--- What the task requires ---
Would you transcribe all of the data exactly, down to the last character?

--- Records to use ---
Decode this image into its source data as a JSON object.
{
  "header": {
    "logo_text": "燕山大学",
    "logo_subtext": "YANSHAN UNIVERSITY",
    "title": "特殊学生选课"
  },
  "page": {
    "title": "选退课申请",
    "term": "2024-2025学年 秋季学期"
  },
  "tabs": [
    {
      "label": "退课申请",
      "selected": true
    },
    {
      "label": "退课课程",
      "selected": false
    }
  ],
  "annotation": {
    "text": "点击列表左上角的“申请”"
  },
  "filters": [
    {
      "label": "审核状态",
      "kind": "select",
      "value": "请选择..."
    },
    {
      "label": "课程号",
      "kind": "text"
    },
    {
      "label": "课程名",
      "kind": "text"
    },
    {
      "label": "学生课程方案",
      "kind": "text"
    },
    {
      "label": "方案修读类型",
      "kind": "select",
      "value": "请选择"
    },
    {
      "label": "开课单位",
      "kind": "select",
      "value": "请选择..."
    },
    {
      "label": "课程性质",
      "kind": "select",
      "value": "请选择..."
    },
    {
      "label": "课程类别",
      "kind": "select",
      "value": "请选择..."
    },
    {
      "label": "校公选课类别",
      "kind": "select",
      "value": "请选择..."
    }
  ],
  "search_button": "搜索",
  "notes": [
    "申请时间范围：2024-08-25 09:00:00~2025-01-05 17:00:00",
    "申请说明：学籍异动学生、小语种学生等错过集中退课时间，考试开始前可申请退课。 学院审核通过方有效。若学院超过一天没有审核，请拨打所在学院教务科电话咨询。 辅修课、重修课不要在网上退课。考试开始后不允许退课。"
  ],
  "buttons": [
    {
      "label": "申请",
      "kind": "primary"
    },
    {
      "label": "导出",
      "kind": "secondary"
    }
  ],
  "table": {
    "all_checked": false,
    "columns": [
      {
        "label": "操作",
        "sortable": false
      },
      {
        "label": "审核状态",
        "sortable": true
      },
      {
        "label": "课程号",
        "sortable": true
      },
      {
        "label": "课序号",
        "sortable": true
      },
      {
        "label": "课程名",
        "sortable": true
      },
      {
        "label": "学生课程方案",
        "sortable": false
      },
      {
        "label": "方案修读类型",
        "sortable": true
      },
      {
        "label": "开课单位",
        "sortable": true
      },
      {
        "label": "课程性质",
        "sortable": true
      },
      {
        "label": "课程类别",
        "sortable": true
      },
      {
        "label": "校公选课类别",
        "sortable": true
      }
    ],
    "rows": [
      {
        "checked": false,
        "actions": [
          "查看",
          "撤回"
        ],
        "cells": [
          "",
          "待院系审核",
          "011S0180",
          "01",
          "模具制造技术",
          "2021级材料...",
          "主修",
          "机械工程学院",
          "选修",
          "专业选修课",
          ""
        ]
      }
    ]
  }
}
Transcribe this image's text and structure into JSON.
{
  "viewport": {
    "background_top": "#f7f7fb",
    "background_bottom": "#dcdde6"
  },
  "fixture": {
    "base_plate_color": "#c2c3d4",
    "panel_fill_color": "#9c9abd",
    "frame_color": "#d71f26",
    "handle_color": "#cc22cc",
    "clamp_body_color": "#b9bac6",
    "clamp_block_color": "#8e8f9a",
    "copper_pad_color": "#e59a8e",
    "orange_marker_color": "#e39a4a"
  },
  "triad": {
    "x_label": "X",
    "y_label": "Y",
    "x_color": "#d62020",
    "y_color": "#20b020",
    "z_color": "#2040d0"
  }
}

--- Right answer ---
Decode this image into its source data as a JSON object.
{
  "header": {
    "logo_text": "燕山大学",
    "logo_subtext": "YANSHAN UNIVERSITY",
    "title": "特殊学生选课"
  },
  "page": {
    "title": "选退课申请",
    "term": "2024-2025学年 秋季学期"
  },
  "tabs": [
    {
      "label": "退课申请",
      "selected": true
    },
    {
      "label": "退课课程",
      "selected": false
    }
  ],
  "annotation": {
    "text": "点击列表左上角的“申请”"
  },
  "filters": [
    {
      "label": "审核状态",
      "kind": "select",
      "value": "请选择..."
    },
    {
      "label": "课程号",
      "kind": "text"
    },
    {
      "label": "课程名",
      "kind": "text"
    },
    {
      "label": "学生课程方案",
      "kind": "text"
    },
    {
      "label": "方案修读类型",
      "kind": "select",
      "value": "请选择"
    },
    {
      "label": "开课单位",
      "kind": "select",
      "value": "请选择..."
    },
    {
      "label": "课程性质",
      "kind": "select",
      "value": "请选择..."
    },
    {
      "label": "课程类别",
      "kind": "select",
      "value": "请选择..."
    },
    {
      "label": "校公选课类别",
      "kind": "select",
      "value": "请选择..."
    }
  ],
  "search_button": "搜索",
  "notes": [
    "申请时间范围：2024-08-25 09:00:00~2025-01-05 17:00:00",
    "申请说明：学籍异动学生、小语种学生等错过集中退课时间，考试开始前可申请退课。 学院审核通过方有效。若学院超过一天没有审核，请拨打所在学院教务科电话咨询。 辅修课、重修课不要在网上退课。考试开始后不允许退课。"
  ],
  "buttons": [
    {
      "label": "申请",
      "kind": "primary"
    },
    {
      "label": "导出",
      "kind": "secondary"
    }
  ],
  "table": {
    "all_checked": false,
    "columns": [
      {
        "label": "操作",
        "sortable": false
      },
      {
        "label": "审核状态",
        "sortable": true
      },
      {
        "label": "课程号",
        "sortable": true
      },
      {
        "label": "课序号",
        "sortable": true
      },
      {
        "label": "课程名",
        "sortable": true
      },
      {
        "label": "学生课程方案",
        "sortable": false
      },
      {
        "label": "方案修读类型",
        "sortable": true
      },
      {
        "label": "开课单位",
        "sortable": true
      },
      {
        "label": "课程性质",
        "sortable": true
      },
      {
        "label": "课程类别",
        "sortable": true
      },
      {
        "label": "校公选课类别",
        "sortable": true
      }
    ],
    "rows": [
      {
        "checked": false,
        "actions": [
          "查看",
          "撤回"
        ],
        "cells": [
          "",
          "待院系审核",
          "011S0180",
          "01",
          "模具制造技术",
          "2021级材料...",
          "主修",
          "机械工程学院",
          "选修",
          "专业选修课",
          ""
        ]
      }
    ]
  }
}
Transcribe this image's text and structure into JSON.
{
  "viewport": {
    "background_top": "#f7f7fb",
    "background_bottom": "#dcdde6"
  },
  "fixture": {
    "base_plate_color": "#c2c3d4",
    "panel_fill_color": "#9c9abd",
    "frame_color": "#d71f26",
    "handle_color": "#cc22cc",
    "clamp_body_color": "#b9bac6",
    "clamp_block_color": "#8e8f9a",
    "copper_pad_color": "#e59a8e",
    "orange_marker_color": "#e39a4a"
  },
  "triad": {
    "x_label": "X",
    "y_label": "Y",
    "x_color": "#d62020",
    "y_color": "#20b020",
    "z_color": "#2040d0"
  }
}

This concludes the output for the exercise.